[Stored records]
* * *

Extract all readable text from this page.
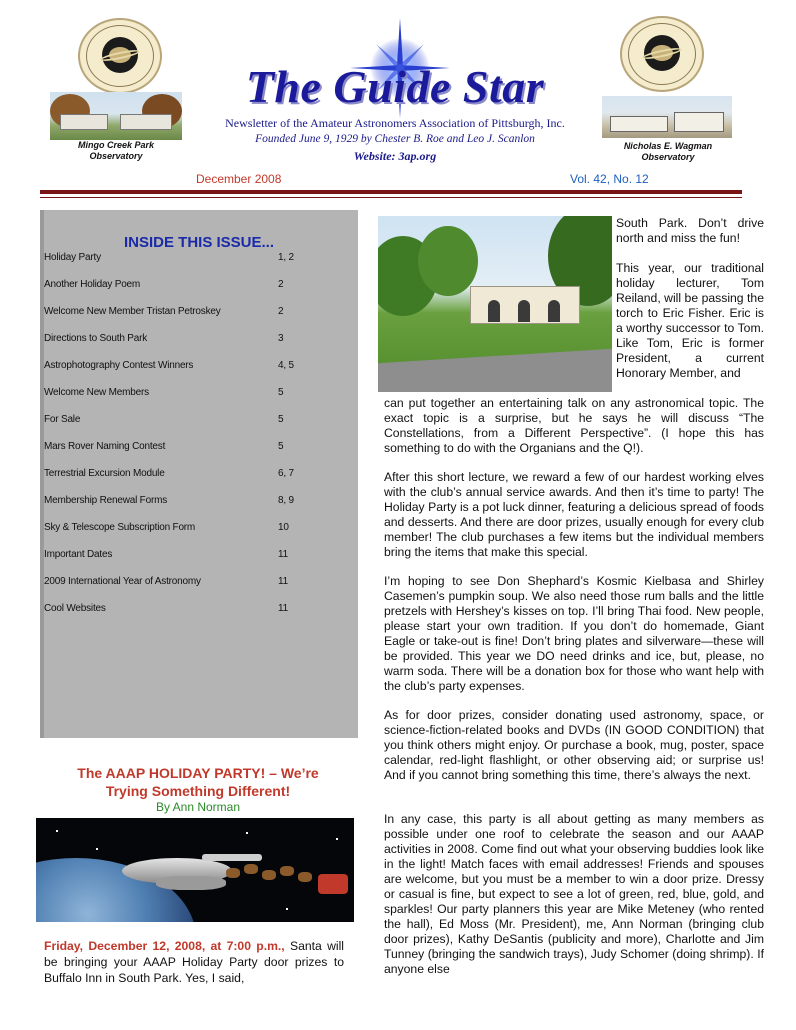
Mingo Creek Park
Observatory
Nicholas E. Wagman
Observatory
The Guide Star
Newsletter of the Amateur Astronomers Association of Pittsburgh, Inc.
Founded June 9, 1929 by Chester B. Roe and Leo J. Scanlon
Website: 3ap.org
December 2008	Vol. 42, No. 12
INSIDE THIS ISSUE...
Holiday Party	1, 2
Another Holiday Poem	2
Welcome New Member Tristan Petroskey	2
Directions to South Park	3
Astrophotography Contest Winners	4, 5
Welcome New Members	5
For Sale	5
Mars Rover Naming Contest	5
Terrestrial Excursion Module	6, 7
Membership Renewal Forms	8, 9
Sky & Telescope Subscription Form	10
Important Dates	11
2009 International Year of Astronomy	11
Cool Websites	11
The AAAP HOLIDAY PARTY! – We’re
Trying Something Different!
By Ann Norman
Friday, December 12, 2008, at 7:00 p.m., Santa will be bringing your AAAP Holiday Party door prizes to Buffalo Inn in South Park. Yes, I said,
South Park. Don’t drive north and miss the fun!
This year, our traditional holiday lecturer, Tom Reiland, will be passing the torch to Eric Fisher. Eric is a worthy successor to Tom. Like Tom, Eric is former President, a current Honorary Member, and
can put together an entertaining talk on any astronomical topic. The exact topic is a surprise, but he says he will discuss “The Constellations, from a Different Perspective”. (I hope this has something to do with the Organians and the Q!).
After this short lecture, we reward a few of our hardest working elves with the club’s annual service awards. And then it’s time to party! The Holiday Party is a pot luck dinner, featuring a delicious spread of foods and desserts. And there are door prizes, usually enough for every club member! The club purchases a few items but the individual members bring the items that make this special.
I’m hoping to see Don Shephard’s Kosmic Kielbasa and Shirley Casemen’s pumpkin soup. We also need those rum balls and the little pretzels with Hershey’s kisses on top. I’ll bring Thai food. New people, please start your own tradition. If you don’t do homemade, Giant Eagle or take-out is fine! Don’t bring plates and silverware—these will be provided. This year we DO need drinks and ice, but, please, no warm soda. There will be a donation box for those who want help with the club’s party expenses.
As for door prizes, consider donating used astronomy, space, or science-fiction-related books and DVDs (IN GOOD CONDITION) that you think others might enjoy. Or purchase a book, mug, poster, space calendar, red-light flashlight, or other observing aid; or surprise us! And if you cannot bring something this time, there’s always the next.
In any case, this party is all about getting as many members as possible under one roof to celebrate the season and our AAAP activities in 2008. Come find out what your observing buddies look like in the light! Match faces with email addresses! Friends and spouses are welcome, but you must be a member to win a door prize. Dressy or casual is fine, but expect to see a lot of green, red, blue, gold, and sparkles! Our party planners this year are Mike Meteney (who rented the hall), Ed Moss (Mr. President), me, Ann Norman (bringing club door prizes), Kathy DeSantis (publicity and more), Charlotte and Jim Tunney (bringing the sandwich trays), Judy Schomer (doing shrimp). If anyone else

* * *

Retype all the records shown above, character for character. Omit every picture.

Response to this exercise:
Extract all readable text from this page.
Mingo Creek Park
Observatory
Nicholas E. Wagman
Observatory
The Guide Star
Newsletter of the Amateur Astronomers Association of Pittsburgh, Inc.
Founded June 9, 1929 by Chester B. Roe and Leo J. Scanlon
Website: 3ap.org
December 2008	Vol. 42, No. 12
INSIDE THIS ISSUE...
Holiday Party	1, 2
Another Holiday Poem	2
Welcome New Member Tristan Petroskey	2
Directions to South Park	3
Astrophotography Contest Winners	4, 5
Welcome New Members	5
For Sale	5
Mars Rover Naming Contest	5
Terrestrial Excursion Module	6, 7
Membership Renewal Forms	8, 9
Sky & Telescope Subscription Form	10
Important Dates	11
2009 International Year of Astronomy	11
Cool Websites	11
The AAAP HOLIDAY PARTY! – We’re
Trying Something Different!
By Ann Norman
Friday, December 12, 2008, at 7:00 p.m., Santa will be bringing your AAAP Holiday Party door prizes to Buffalo Inn in South Park. Yes, I said,
South Park. Don’t drive north and miss the fun!
This year, our traditional holiday lecturer, Tom Reiland, will be passing the torch to Eric Fisher. Eric is a worthy successor to Tom. Like Tom, Eric is former President, a current Honorary Member, and
can put together an entertaining talk on any astronomical topic. The exact topic is a surprise, but he says he will discuss “The Constellations, from a Different Perspective”. (I hope this has something to do with the Organians and the Q!).
After this short lecture, we reward a few of our hardest working elves with the club’s annual service awards. And then it’s time to party! The Holiday Party is a pot luck dinner, featuring a delicious spread of foods and desserts. And there are door prizes, usually enough for every club member! The club purchases a few items but the individual members bring the items that make this special.
I’m hoping to see Don Shephard’s Kosmic Kielbasa and Shirley Casemen’s pumpkin soup. We also need those rum balls and the little pretzels with Hershey’s kisses on top. I’ll bring Thai food. New people, please start your own tradition. If you don’t do homemade, Giant Eagle or take-out is fine! Don’t bring plates and silverware—these will be provided. This year we DO need drinks and ice, but, please, no warm soda. There will be a donation box for those who want help with the club’s party expenses.
As for door prizes, consider donating used astronomy, space, or science-fiction-related books and DVDs (IN GOOD CONDITION) that you think others might enjoy. Or purchase a book, mug, poster, space calendar, red-light flashlight, or other observing aid; or surprise us! And if you cannot bring something this time, there’s always the next.
In any case, this party is all about getting as many members as possible under one roof to celebrate the season and our AAAP activities in 2008. Come find out what your observing buddies look like in the light! Match faces with email addresses! Friends and spouses are welcome, but you must be a member to win a door prize. Dressy or casual is fine, but expect to see a lot of green, red, blue, gold, and sparkles! Our party planners this year are Mike Meteney (who rented the hall), Ed Moss (Mr. President), me, Ann Norman (bringing club door prizes), Kathy DeSantis (publicity and more), Charlotte and Jim Tunney (bringing the sandwich trays), Judy Schomer (doing shrimp). If anyone else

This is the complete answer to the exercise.